• **Set problem**
Return the entries verbatim and drop every picture.
________________
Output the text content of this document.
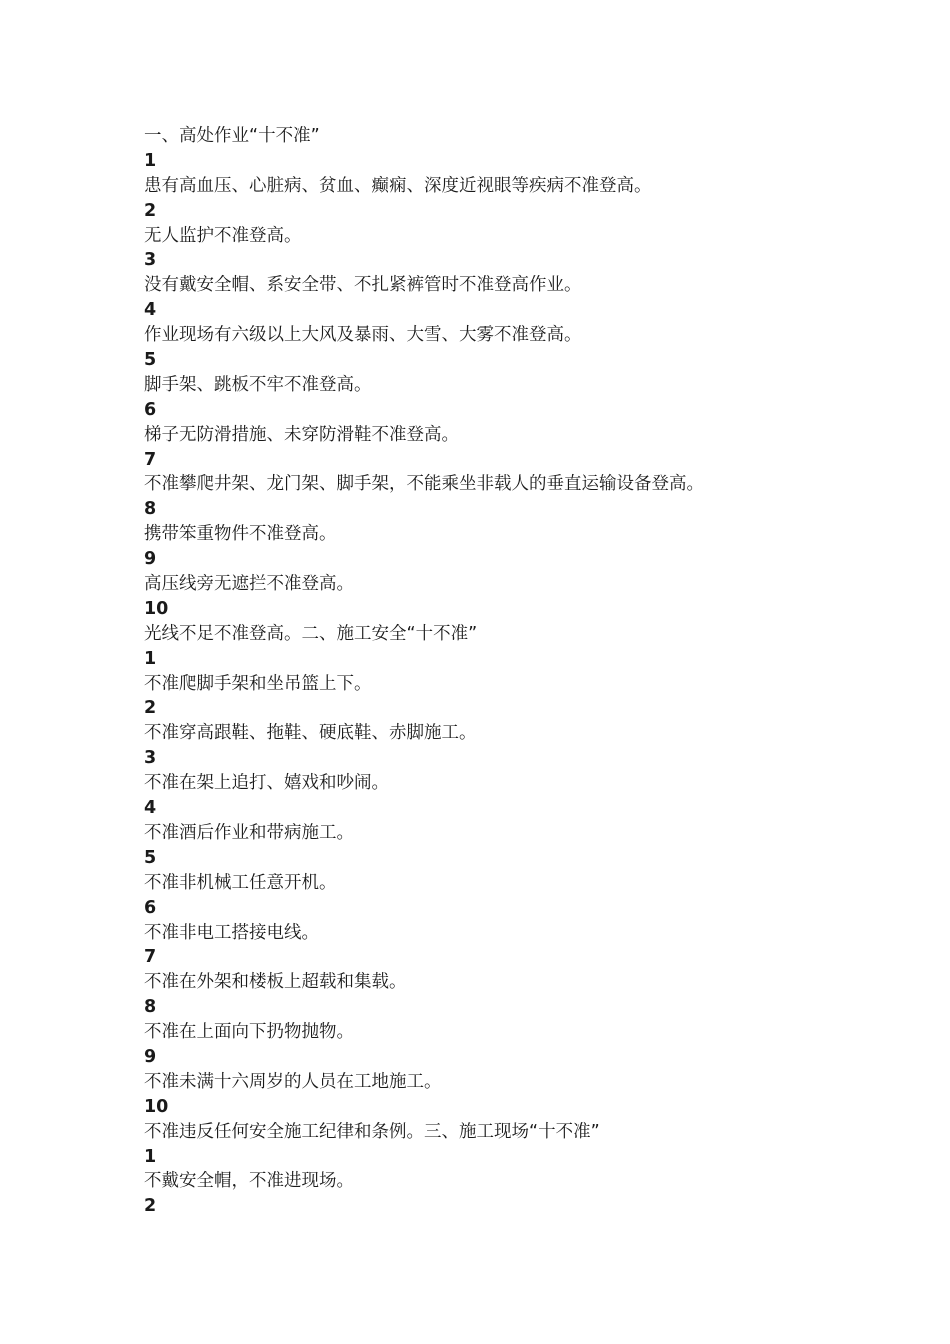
一、高处作业“十不准”
1
患有高血压、心脏病、贫血、癫痫、深度近视眼等疾病不准登高。
2
无人监护不准登高。
3
没有戴安全帽、系安全带、不扎紧裤管时不准登高作业。
4
作业现场有六级以上大风及暴雨、大雪、大雾不准登高。
5
脚手架、跳板不牢不准登高。
6
梯子无防滑措施、未穿防滑鞋不准登高。
7
不准攀爬井架、龙门架、脚手架，不能乘坐非载人的垂直运输设备登高。
8
携带笨重物件不准登高。
9
高压线旁无遮拦不准登高。
10
光线不足不准登高。二、施工安全“十不准”
1
不准爬脚手架和坐吊篮上下。
2
不准穿高跟鞋、拖鞋、硬底鞋、赤脚施工。
3
不准在架上追打、嬉戏和吵闹。
4
不准酒后作业和带病施工。
5
不准非机械工任意开机。
6
不准非电工搭接电线。
7
不准在外架和楼板上超载和集载。
8
不准在上面向下扔物抛物。
9
不准未满十六周岁的人员在工地施工。
10
不准违反任何安全施工纪律和条例。三、施工现场“十不准”
1
不戴安全帽，不准进现场。
2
________________
• **Result for this task**
Output the text content of this document.
一、高处作业“十不准”
1
患有高血压、心脏病、贫血、癫痫、深度近视眼等疾病不准登高。
2
无人监护不准登高。
3
没有戴安全帽、系安全带、不扎紧裤管时不准登高作业。
4
作业现场有六级以上大风及暴雨、大雪、大雾不准登高。
5
脚手架、跳板不牢不准登高。
6
梯子无防滑措施、未穿防滑鞋不准登高。
7
不准攀爬井架、龙门架、脚手架，不能乘坐非载人的垂直运输设备登高。
8
携带笨重物件不准登高。
9
高压线旁无遮拦不准登高。
10
光线不足不准登高。二、施工安全“十不准”
1
不准爬脚手架和坐吊篮上下。
2
不准穿高跟鞋、拖鞋、硬底鞋、赤脚施工。
3
不准在架上追打、嬉戏和吵闹。
4
不准酒后作业和带病施工。
5
不准非机械工任意开机。
6
不准非电工搭接电线。
7
不准在外架和楼板上超载和集载。
8
不准在上面向下扔物抛物。
9
不准未满十六周岁的人员在工地施工。
10
不准违反任何安全施工纪律和条例。三、施工现场“十不准”
1
不戴安全帽，不准进现场。
2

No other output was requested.